<<<<

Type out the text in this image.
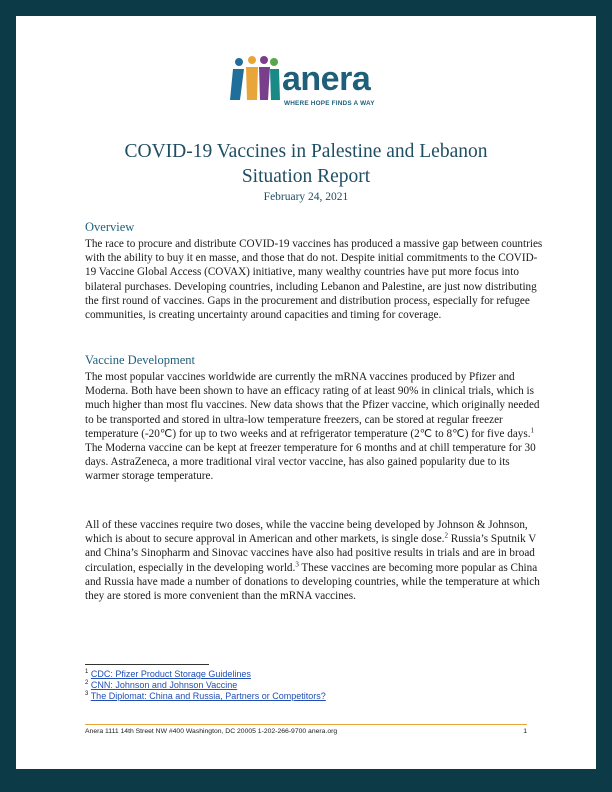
anera
WHERE HOPE FINDS A WAY
COVID-19 Vaccines in Palestine and Lebanon
Situation Report
February 24, 2021
Overview

The race to procure and distribute COVID-19 vaccines has produced a massive gap between countries with the ability to buy it en masse, and those that do not. Despite initial commitments to the COVID-19 Vaccine Global Access (COVAX) initiative, many wealthy countries have put more focus into bilateral purchases. Developing countries, including Lebanon and Palestine, are just now distributing the first round of vaccines. Gaps in the procurement and distribution process, especially for refugee communities, is creating uncertainty around capacities and timing for coverage.

Vaccine Development

The most popular vaccines worldwide are currently the mRNA vaccines produced by Pfizer and Moderna. Both have been shown to have an efficacy rating of at least 90% in clinical trials, which is much higher than most flu vaccines. New data shows that the Pfizer vaccine, which originally needed to be transported and stored in ultra-low temperature freezers, can be stored at regular freezer temperature (-20℃) for up to two weeks and at refrigerator temperature (2℃ to 8℃) for five days.$^1$ The Moderna vaccine can be kept at freezer temperature for 6 months and at chill temperature for 30 days. AstraZeneca, a more traditional viral vector vaccine, has also gained popularity due to its warmer storage temperature.

All of these vaccines require two doses, while the vaccine being developed by Johnson & Johnson, which is about to secure approval in American and other markets, is single dose.$^2$ Russia’s Sputnik V and China’s Sinopharm and Sinovac vaccines have also had positive results in trials and are in broad circulation, especially in the developing world.$^3$ These vaccines are becoming more popular as China and Russia have made a number of donations to developing countries, while the temperature at which they are stored is more convenient than the mRNA vaccines.

$^1$ CDC: Pfizer Product Storage Guidelines
$^2$ CNN: Johnson and Johnson Vaccine
$^3$ The Diplomat: China and Russia, Partners or Competitors?
Anera 1111 14th Street NW #400 Washington, DC 20005 1-202-266-9700 anera.org	1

>>>>

* Try it
Every line above that carries the string "which" should be copied.

* Final answer
The most popular vaccines worldwide are currently the mRNA vaccines produced by Pfizer and Moderna. Both have been shown to have an efficacy rating of at least 90% in clinical trials, which is much higher than most flu vaccines. New data shows that the Pfizer vaccine, which originally needed to be transported and stored in ultra-low temperature freezers, can be stored at regular freezer temperature (-20℃) for up to two weeks and at refrigerator temperature (2℃ to 8℃) for five days.$^1$ The Moderna vaccine can be kept at freezer temperature for 6 months and at chill temperature for 30 days. AstraZeneca, a more traditional viral vector vaccine, has also gained popularity due to its warmer storage temperature.
All of these vaccines require two doses, while the vaccine being developed by Johnson & Johnson, which is about to secure approval in American and other markets, is single dose.$^2$ Russia’s Sputnik V and China’s Sinopharm and Sinovac vaccines have also had positive results in trials and are in broad circulation, especially in the developing world.$^3$ These vaccines are becoming more popular as China and Russia have made a number of donations to developing countries, while the temperature at which they are stored is more convenient than the mRNA vaccines.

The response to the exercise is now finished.